### Trecho da página
◇ ◇ ◇ ◇ ◇

Após o imenso desgaste provocado pelas desaforadas declarações de gente de Merkel contra o “governo populista” na Itália e pela fracassada indicação de FMI-boy Carlo Cottarelli, para um governo-tampão, o presidente Sergio Mattarella e os líderes da coalizão Liga-5 Estrelas acabaram se encontrando no meio do caminho, com o jurista Giuseppe Conte afinal como novo primeiro-ministro e o mais palatável Giovanni Atria na direção da economia. Os líderes das duas agremiações, Luigi Di Maio (M5S) e Matteo Salvini (L), serão vice-primeiros-ministros.
O quase desconhecido Conte já prestou juramento perante Mattarella, e seu nome será confirmado no parlamento, onde a aliança Liga-5 Estrelas detém maioria. Para superar o veto de Berlim, o enfant terrible de 81 anos, Paolo Savona, aquele que desancou a “prisão do euro” e foi acusado de “germanofobia desenfreada”, foi deslocado para ministro de Assuntos Europeus, para tristeza dos eurocratas de Bruxelas. Atria, por sua vez, tem dito que é insustentável o desequilíbrio dentro da União Europeia decorrente dos superávits comerciais da Alemanha.
Em suma, a crise foi empurrada pra frente e o pesadelo das “eleições em julho” ou da Itália mais meses sem governo efetivo, afastado. Por agora, os mercados ficam dispensados de “ensinar os italianos a votar certo”. Na terça-feira passada, o ágio sobre títulos da dívida italiana de 2 anos subiu de 0,3% para 2,7%. As perspectivas da economia italiana vão mal das pernas: PIB de 1,4% este ano e 1,1% – se tanto – em 2019, segundo a OCDE.

◇ ◇ ◇ ◇ ◇

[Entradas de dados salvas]
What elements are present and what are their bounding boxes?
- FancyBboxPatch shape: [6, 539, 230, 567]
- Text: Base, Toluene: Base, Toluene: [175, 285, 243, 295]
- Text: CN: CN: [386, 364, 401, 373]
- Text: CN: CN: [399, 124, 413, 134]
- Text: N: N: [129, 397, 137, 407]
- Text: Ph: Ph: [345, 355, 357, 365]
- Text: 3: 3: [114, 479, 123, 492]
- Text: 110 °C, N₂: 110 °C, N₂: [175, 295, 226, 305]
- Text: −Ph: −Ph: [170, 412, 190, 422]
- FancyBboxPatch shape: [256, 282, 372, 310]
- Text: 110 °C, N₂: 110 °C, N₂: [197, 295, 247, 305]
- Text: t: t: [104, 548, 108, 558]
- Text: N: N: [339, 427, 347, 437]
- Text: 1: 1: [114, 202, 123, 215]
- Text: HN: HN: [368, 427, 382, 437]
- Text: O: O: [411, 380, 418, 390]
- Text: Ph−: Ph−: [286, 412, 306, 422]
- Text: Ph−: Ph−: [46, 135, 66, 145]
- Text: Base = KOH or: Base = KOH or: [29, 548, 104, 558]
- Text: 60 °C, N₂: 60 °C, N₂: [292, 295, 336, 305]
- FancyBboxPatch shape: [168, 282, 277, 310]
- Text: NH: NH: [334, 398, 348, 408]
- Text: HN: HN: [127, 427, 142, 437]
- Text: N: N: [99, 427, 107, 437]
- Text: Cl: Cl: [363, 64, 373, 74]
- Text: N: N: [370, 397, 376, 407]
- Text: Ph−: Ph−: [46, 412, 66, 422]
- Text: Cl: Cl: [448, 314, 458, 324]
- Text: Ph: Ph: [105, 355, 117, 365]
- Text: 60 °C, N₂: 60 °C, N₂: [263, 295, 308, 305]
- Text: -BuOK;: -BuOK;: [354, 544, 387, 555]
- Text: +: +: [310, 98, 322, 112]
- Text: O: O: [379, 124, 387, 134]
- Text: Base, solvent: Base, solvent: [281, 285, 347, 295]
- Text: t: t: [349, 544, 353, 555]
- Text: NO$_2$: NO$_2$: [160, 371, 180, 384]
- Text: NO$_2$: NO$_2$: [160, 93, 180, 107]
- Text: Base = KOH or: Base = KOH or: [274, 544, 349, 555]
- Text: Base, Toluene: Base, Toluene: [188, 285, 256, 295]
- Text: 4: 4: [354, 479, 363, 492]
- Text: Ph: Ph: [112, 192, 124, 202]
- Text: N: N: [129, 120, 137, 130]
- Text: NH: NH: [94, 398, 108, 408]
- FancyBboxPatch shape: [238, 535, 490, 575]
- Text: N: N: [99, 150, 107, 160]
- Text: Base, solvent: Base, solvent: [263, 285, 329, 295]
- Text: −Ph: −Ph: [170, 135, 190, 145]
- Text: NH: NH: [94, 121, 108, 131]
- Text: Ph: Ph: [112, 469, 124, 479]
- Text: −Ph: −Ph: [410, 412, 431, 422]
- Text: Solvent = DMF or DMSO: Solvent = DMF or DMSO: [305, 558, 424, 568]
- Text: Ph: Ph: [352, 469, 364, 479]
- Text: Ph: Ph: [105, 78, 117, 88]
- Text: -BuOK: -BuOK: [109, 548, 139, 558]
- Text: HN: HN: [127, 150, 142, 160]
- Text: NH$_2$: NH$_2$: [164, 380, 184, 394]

◇ ◇ ◇ ◇ ◇

### Enunciado 1
Segundo o texto sobre o governo italiano, quem ficou como novo primeiro-ministro da Itália?
### Enunciado 2
Prossiga com o texto sobre o governo italiano a partir do ponto em que ele termina.
As linhas são um material à parte, sem relação com o texto sobre o governo italiano.

### Resposta final 1
O jurista Giuseppe Conte.

### Resposta final 2
Mas não há como abafar a dimensão do sobressalto dos últimos dias na União Europeia e nas bolsas, com uma TV alemã falando abertamente do risco de colapso da Itália, que é a terceira maior economia da zona do euro, e ameaça de arrastar a UE.
A Liga e o M5S eram até há pouco tempo forças marginais na política italiana, que cresceram no vácuo da indignação popular contra a austeridade imposta por Berlim para salvar bancos e o estelionato eleitoral de seguidos governos. As duas agremiações são consideradas “eurocéticas” porque já chegaram a questionar a participação na União Europeia e a saída do euro, embora não haja plano para convocação de referendo.
O M5S, que se apresenta como “antissistema e anticorrupção”, surgiu na esteira do descontentamento popular com forças ditas de “centro-esquerda”, mas que aderiram entusiasticamente ao neoliberalismo “pan-europeu” e ao propinoduto.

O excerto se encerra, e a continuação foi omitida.